When a current of 2 A is passed through a coil of 100 turns, flux associated with it is $$5\, \times\, 10^{-5}$$ Wb.
Find the self inductance of the coil.

A
$$4\, \times\, 10^{-3}\, H$$

B
$$4\, \times\, 10^{-2}\, H$$

C
$$2.5\, \times\, 10^{-3}\, H$$

D
$$10^{-3}\, H$$

Solution

Total flux passing through a coil=$$N\phi=Li$$
where $$L$$ is the self inductance of coil.

$$\implies L=\dfrac{N\phi}{i}=\dfrac{100\times 5\times 10^{-5}}{2}$$

$$=2.5\times 10^{-3}H$$
Question 2
1 / -0

Voltage in the secondary coil of a transformer does not depend upon :

A
frequency of the source

B
voltage in the primary coil

C
ratio of number of turns in the two coils

D
both (b) and (c)

Solution

The voltage in primary and secondary coil is related as:
$$\Rightarrow \dfrac { { V }_{ S } }{ { V }_{ P } } =\dfrac { no.of\ turns\ in\ secondary\ coil\ { (N }_{ s })\ }{ no.of\ turns\ in\ primary\ coil\ ({ N }_{ p }) } $$

Clearly, voltage in secondary coil depends on voltage in primary coil and number of turns in primary and secondary coil. It is independent of frequency of the source.
Hence, option A is correct.

### Information given
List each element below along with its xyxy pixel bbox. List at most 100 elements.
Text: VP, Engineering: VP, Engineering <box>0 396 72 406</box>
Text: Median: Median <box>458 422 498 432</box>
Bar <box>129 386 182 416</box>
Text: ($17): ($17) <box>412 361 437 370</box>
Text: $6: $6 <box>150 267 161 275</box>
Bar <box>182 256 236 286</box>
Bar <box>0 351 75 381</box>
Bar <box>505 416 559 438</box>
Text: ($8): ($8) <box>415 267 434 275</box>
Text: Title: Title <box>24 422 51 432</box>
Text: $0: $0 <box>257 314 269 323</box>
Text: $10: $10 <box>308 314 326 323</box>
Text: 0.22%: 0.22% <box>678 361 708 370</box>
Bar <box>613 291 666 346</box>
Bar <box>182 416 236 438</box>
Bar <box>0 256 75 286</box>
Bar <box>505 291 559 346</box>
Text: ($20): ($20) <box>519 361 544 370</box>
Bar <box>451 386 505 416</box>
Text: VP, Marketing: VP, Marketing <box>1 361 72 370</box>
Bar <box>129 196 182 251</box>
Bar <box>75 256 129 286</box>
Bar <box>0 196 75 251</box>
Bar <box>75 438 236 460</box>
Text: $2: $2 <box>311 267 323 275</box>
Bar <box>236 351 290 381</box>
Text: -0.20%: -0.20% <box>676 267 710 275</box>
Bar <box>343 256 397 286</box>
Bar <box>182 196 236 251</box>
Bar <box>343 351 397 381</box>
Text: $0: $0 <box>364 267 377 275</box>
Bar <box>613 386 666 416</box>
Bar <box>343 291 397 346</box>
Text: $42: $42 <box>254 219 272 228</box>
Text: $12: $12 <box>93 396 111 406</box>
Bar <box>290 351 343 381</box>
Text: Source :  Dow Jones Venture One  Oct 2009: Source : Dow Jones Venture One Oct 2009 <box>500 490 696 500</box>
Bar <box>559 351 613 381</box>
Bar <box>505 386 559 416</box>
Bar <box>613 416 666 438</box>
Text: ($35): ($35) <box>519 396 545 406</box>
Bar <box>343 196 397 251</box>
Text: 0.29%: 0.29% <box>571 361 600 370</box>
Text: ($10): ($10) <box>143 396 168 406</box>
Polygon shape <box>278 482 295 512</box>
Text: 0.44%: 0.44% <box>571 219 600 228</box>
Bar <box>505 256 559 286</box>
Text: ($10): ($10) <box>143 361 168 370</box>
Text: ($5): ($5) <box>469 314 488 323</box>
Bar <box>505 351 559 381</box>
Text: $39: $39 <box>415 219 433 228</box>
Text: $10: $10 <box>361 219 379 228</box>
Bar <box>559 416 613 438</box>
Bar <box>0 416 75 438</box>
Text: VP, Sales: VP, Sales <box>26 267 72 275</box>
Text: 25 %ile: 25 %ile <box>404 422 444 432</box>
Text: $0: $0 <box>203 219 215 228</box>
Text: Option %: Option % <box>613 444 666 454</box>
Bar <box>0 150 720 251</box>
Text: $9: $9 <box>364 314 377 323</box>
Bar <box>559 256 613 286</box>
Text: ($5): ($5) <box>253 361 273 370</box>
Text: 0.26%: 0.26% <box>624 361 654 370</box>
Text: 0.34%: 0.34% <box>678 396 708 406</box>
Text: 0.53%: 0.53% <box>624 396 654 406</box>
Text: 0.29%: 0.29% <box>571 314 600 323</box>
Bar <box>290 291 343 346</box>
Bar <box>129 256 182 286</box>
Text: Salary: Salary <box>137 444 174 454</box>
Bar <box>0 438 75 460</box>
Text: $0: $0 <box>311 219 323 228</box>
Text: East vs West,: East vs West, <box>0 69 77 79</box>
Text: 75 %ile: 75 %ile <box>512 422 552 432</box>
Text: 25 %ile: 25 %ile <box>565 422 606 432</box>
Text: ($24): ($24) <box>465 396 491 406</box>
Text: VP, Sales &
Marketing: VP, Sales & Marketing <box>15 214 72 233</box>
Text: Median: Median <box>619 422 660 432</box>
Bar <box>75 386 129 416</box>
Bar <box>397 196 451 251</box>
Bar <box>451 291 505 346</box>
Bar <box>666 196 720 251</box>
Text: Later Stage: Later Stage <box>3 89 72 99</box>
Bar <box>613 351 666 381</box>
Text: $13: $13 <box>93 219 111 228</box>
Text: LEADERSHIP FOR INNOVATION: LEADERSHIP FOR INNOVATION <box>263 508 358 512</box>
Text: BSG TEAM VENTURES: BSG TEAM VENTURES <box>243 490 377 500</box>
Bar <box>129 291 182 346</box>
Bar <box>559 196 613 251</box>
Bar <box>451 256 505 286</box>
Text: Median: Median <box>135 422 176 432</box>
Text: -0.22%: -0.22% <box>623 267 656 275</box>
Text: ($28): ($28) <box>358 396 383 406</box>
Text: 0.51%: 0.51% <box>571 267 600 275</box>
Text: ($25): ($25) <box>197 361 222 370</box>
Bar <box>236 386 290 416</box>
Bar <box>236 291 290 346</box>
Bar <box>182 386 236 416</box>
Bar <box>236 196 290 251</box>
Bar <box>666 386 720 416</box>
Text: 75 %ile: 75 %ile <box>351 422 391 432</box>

### What you need to do
**A.** In the physics quiz excerpt, what does the voltage in a transformer's secondary coil not depend on?
**B.** Do these statements agree with the physics quiz excerpt? Answer yes or no for each and quote the deciding words. (i) The coil in the first problem has 100 turns. (ii) The voltage in the secondary coil depends on the frequency of the source. (iii) The voltage in the secondary coil depends on the voltage in the primary coil.
**C.** Carry on with the physics quiz excerpt from the point where it stops.

### Exercise responses
**A.** The frequency of the source.

**B.**
(i) Yes: "a coil of 100 turns"
(ii) No: "It is independent of frequency of the source."
(iii) Yes: "voltage in secondary coil depends on voltage in primary coil"

**C.**
Question 3
1 / -0

A straight conductor of length $$0.4 m$$ is moved with a speed of $$7 {m}/{s}$$ perpendicular to the magnetic field of intensity of $$0.9 {Wb}/{{m}^{2}}$$. The induced emf across the conductor will be :

A
$$7.25 V$$

B
$$5.54 V$$

C
$$1.25 V$$

D
$$2.52 V$$

Solution
Question 4
1 / -0

A fighter plane of length 20 m, wing span (distance from tip of one wing to the tip of the other wing) of 15 m and height 5 m is flying towards east over Delhi. Its speed is $$240 ms^{-1}$$. The earth's magnetic field over Delhi is $$5 \times 10^{-5}$$ T with the declination angle $$\sim 0^o$$ and dip of $$\theta$$ such that $$sin \theta = \frac{2}{3}$$. If the voltage developed is $$V_B$$ between the lower and upper side of the plane and $$V_{W}$$ between the tips of the wings then $$V_{B}$$ and $$V_{W}$$ are close to

A
$$V_B= 40 mV; V_W= 135 mV$$ with left side of pilot at higher voltage

B
$$V_B =45 mV; V_W= 120 mV $$ with right side of pilot at higher voltage

C
$$V_B= 40 mV; V_W= 135 mV$$ with right side of pilot at high voltage

D
$$V_B = 45 mV; V_W= 120 mV$$ with left side of pilot at higher voltage

Solution

$$V_B=VB_Hl = 240\times 5\times 10^{-5}cos(\theta)\times 5$$
$$=44.7mv$$
By right hand rule, the change moves to the left of pilot
Question 5
1 / -0

The magnitude of the induced emf in a coil of inductance $$30\ mH$$ in which the current changes from $$6\ A$$ to $$2\ A$$ in $$2\ s$$ is:

A
$$0.06\ V$$

B
$$0.6\ V$$

C
$$1.06\ V$$

D
$$6\ V$$

Solution

Induced emf is given by:
$$e=-L\dfrac{di}{dt} $$
$$=-30\times 10^{-3}\times \dfrac{4}{2}$$
$$=0.06\ V$$
Question 6
1 / -0

A metallic wire bent in form of a semi-circle of radius 0.1 m is moved in a direction parallel to its plane, but perpendicular to a magnetic field $$B = 20$$ mT with a velocity of 10 m/s. What is the induced e.m.f. in wire?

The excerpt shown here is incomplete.